● WRITTEN INSTRUCTION
Copy every line from the material below that holds "this".

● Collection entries
--- start ---
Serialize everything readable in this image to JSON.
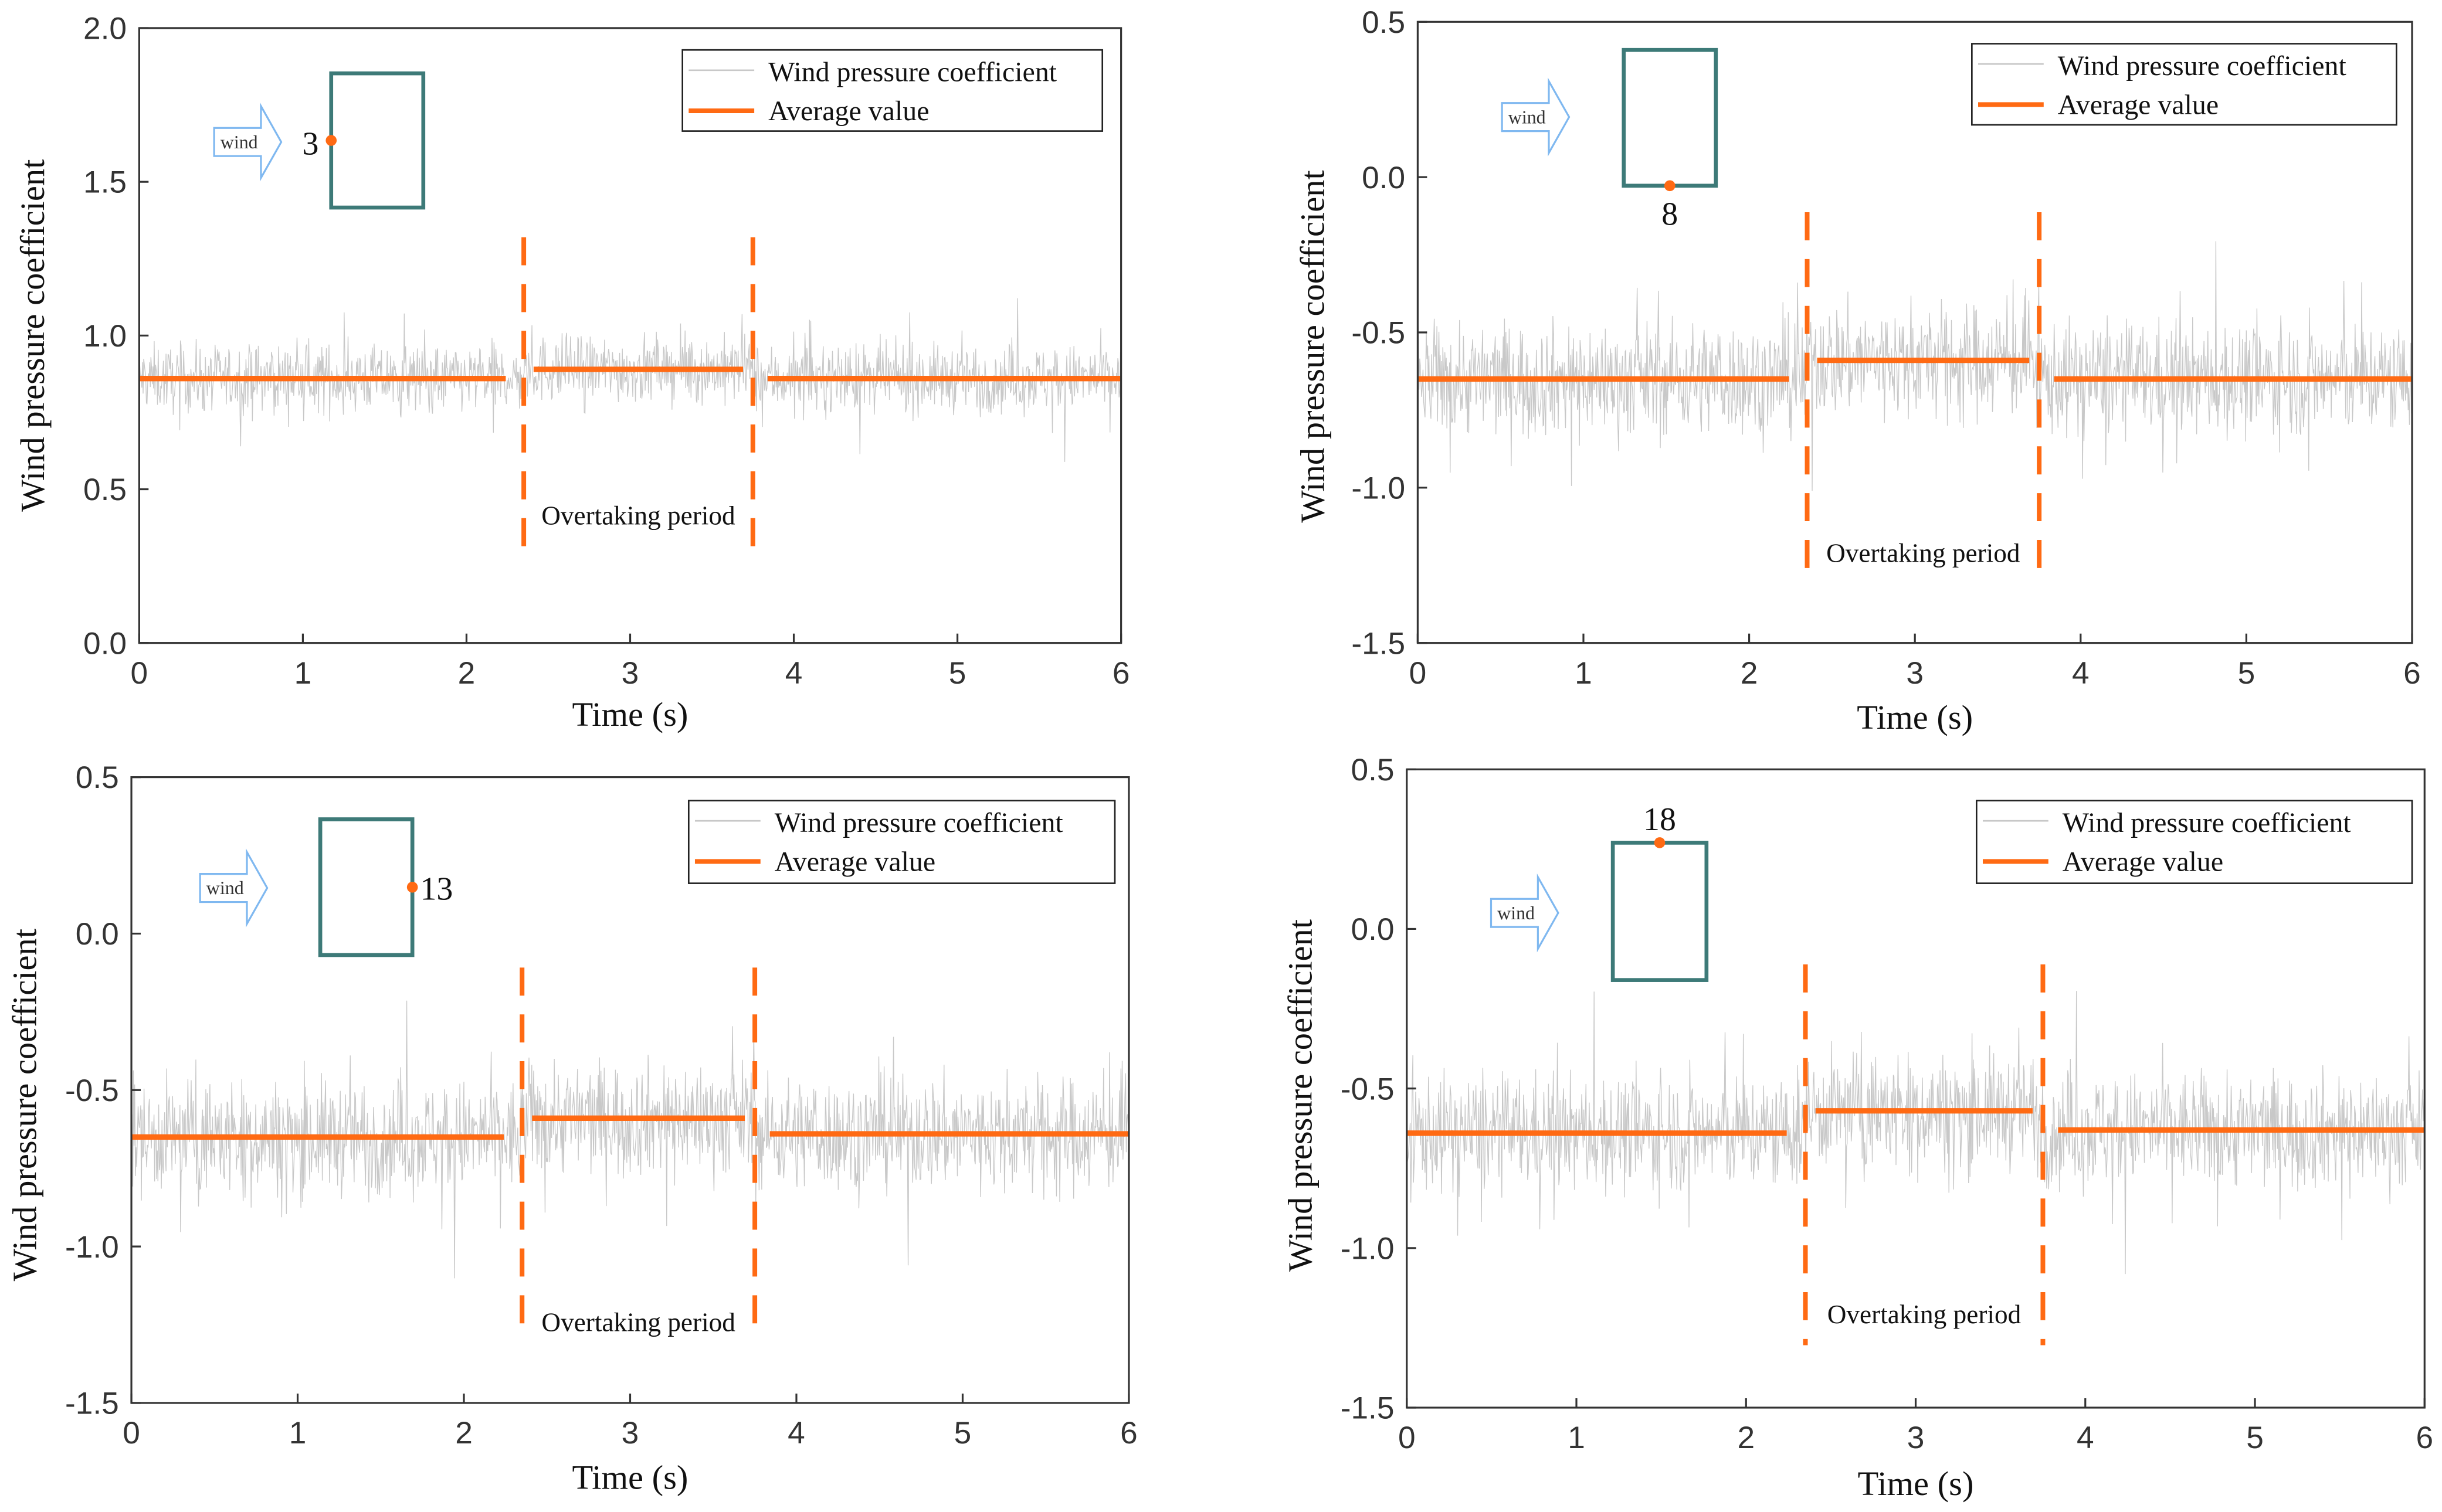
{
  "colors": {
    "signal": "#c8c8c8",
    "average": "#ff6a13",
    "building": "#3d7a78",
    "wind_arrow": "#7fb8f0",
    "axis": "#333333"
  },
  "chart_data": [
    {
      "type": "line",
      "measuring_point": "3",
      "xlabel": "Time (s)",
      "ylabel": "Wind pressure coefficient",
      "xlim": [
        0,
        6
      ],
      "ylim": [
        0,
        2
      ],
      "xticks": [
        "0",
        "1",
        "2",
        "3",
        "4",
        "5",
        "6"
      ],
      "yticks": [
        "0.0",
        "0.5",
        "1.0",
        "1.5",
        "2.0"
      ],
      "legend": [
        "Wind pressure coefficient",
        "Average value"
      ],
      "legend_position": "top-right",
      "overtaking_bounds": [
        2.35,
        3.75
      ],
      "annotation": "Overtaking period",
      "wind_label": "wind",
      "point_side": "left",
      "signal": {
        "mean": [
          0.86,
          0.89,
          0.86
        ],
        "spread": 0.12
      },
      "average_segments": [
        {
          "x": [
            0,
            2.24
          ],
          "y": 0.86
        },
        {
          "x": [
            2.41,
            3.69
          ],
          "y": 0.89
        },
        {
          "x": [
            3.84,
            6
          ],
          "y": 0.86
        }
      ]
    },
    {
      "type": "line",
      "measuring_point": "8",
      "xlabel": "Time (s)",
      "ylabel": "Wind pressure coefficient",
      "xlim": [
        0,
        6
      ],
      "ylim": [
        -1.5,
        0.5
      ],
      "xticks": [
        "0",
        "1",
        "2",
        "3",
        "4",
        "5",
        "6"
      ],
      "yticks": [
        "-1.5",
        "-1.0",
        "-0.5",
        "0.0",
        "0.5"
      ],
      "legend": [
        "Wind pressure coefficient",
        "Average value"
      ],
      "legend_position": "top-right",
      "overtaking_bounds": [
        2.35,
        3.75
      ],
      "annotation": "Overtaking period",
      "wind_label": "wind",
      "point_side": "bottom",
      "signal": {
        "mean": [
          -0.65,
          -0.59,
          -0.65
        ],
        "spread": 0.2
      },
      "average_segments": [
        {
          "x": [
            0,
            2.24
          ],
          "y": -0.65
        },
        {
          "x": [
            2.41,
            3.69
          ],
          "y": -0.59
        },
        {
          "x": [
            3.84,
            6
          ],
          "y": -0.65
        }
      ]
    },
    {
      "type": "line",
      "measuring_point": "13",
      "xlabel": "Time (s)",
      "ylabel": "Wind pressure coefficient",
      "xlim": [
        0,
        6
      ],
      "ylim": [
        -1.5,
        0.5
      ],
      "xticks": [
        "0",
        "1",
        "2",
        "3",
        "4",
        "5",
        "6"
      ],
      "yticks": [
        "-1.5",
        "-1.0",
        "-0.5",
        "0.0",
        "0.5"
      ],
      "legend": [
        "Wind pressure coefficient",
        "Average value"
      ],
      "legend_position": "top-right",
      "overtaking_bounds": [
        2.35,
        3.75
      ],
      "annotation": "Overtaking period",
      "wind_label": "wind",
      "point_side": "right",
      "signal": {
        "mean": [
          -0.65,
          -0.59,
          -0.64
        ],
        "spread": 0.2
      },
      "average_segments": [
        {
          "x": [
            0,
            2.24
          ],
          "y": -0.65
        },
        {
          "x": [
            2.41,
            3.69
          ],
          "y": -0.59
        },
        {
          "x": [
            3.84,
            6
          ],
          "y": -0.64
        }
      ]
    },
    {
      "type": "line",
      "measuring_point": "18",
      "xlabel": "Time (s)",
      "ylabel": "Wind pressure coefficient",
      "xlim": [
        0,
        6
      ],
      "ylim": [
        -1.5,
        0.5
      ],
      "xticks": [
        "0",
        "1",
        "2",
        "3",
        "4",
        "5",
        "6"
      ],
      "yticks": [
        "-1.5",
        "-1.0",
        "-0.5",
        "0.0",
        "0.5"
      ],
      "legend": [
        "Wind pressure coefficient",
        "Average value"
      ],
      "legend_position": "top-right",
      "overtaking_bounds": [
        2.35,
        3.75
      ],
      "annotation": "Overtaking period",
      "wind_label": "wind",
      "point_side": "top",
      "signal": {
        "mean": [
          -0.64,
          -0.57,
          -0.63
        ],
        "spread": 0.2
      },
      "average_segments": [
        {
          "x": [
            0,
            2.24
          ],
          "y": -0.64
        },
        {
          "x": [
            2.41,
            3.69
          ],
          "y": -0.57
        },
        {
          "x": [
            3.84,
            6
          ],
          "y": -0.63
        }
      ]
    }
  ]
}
--- end ---
--- start ---
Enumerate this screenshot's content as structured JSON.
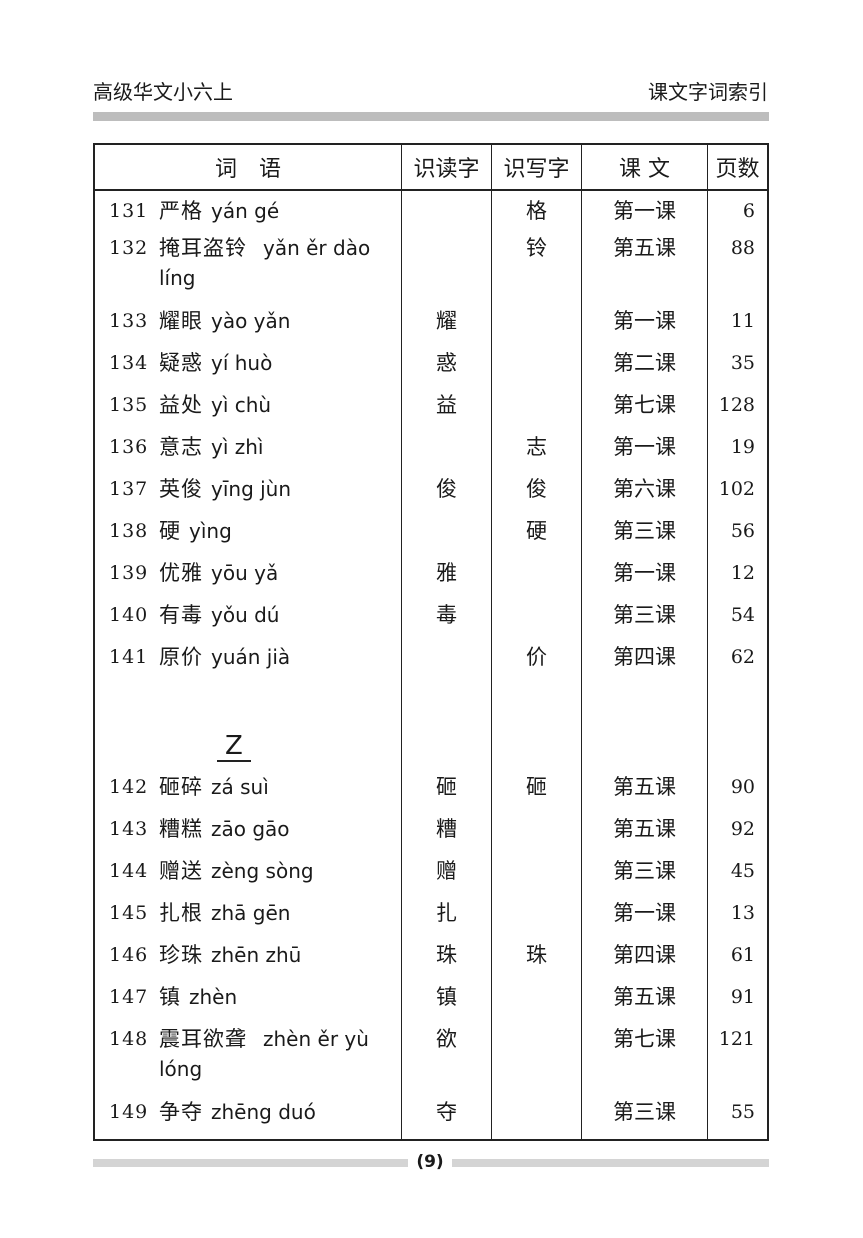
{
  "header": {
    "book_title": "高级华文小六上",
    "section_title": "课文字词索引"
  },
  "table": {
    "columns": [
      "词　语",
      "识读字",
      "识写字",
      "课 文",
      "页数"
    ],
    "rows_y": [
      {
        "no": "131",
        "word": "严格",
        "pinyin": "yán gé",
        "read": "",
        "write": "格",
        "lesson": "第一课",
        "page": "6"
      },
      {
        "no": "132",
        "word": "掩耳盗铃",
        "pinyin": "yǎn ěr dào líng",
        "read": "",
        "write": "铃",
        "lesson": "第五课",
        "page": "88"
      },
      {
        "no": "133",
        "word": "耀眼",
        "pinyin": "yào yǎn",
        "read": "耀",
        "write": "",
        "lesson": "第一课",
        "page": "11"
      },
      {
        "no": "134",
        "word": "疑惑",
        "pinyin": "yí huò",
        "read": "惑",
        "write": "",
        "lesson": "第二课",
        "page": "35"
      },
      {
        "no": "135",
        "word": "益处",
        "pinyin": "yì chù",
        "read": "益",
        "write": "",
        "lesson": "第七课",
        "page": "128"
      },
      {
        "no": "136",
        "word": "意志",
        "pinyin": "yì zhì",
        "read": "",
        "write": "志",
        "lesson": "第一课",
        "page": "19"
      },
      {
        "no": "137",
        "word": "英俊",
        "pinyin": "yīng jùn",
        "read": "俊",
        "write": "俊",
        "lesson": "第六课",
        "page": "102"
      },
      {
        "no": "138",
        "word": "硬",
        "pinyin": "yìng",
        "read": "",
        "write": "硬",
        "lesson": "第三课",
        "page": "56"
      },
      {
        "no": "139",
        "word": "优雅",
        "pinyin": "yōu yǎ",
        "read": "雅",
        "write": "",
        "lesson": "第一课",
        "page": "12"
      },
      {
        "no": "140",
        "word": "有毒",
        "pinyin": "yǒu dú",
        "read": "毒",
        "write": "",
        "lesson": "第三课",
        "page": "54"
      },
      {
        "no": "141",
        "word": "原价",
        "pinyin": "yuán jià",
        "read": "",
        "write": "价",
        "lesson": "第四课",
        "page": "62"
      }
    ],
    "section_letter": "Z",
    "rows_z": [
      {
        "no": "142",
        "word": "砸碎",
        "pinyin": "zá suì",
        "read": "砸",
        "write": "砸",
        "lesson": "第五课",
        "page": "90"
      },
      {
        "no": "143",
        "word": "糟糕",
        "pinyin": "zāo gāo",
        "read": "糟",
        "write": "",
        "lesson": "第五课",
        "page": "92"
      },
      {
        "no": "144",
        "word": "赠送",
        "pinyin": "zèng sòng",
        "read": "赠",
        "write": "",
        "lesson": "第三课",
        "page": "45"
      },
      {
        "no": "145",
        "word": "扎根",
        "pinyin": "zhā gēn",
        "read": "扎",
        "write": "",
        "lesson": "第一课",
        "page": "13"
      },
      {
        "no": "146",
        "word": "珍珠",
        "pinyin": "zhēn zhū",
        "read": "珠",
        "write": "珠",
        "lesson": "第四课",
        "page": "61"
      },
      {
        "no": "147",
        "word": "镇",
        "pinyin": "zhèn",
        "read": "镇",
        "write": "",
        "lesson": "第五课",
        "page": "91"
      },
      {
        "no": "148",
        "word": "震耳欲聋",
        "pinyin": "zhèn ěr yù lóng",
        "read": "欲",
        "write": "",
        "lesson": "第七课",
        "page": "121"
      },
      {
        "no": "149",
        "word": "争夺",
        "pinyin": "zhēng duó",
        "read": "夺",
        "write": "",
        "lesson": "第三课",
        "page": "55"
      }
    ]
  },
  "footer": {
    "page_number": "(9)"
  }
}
--- end ---
--- start ---
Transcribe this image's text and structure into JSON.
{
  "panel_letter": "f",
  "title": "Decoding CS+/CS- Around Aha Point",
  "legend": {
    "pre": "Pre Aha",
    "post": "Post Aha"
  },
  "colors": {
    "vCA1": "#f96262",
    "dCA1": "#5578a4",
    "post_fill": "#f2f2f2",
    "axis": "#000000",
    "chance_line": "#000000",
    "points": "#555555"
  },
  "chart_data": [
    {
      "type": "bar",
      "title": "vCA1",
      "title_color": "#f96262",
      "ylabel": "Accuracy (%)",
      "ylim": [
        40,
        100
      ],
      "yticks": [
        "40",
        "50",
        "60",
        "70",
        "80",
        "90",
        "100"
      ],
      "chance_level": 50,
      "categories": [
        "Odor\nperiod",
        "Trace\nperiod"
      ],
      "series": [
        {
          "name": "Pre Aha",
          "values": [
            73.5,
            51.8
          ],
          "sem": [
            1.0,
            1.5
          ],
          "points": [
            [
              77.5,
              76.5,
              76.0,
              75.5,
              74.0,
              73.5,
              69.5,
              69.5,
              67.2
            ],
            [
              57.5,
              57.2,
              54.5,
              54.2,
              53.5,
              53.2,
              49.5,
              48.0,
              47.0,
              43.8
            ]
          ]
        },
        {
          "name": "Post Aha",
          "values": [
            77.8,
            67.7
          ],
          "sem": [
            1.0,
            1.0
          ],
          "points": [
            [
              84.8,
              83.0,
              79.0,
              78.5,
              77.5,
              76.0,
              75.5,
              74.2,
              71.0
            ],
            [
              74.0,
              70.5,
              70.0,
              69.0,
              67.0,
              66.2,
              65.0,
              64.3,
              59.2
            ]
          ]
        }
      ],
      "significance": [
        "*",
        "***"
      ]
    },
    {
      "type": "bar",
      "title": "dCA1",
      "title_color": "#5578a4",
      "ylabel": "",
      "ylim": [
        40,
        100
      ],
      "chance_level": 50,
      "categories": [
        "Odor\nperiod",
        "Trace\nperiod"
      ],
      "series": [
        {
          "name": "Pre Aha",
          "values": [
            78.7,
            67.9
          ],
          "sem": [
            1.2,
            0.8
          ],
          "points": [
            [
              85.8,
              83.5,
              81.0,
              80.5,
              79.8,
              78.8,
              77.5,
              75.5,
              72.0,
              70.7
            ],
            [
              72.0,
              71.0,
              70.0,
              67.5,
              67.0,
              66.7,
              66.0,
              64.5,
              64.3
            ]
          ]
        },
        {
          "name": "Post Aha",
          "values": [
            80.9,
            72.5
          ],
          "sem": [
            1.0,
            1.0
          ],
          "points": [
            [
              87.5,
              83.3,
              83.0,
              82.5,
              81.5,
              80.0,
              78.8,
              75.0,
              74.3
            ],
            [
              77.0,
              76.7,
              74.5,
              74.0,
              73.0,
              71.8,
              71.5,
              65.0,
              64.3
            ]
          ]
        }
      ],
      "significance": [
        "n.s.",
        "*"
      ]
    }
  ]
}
--- end ---
● COMPLETE OUTPUT
Serialize everything readable in this image to JSON.
Enumerate this screenshot's content as structured JSON.
Transcribe this image's text and structure into JSON.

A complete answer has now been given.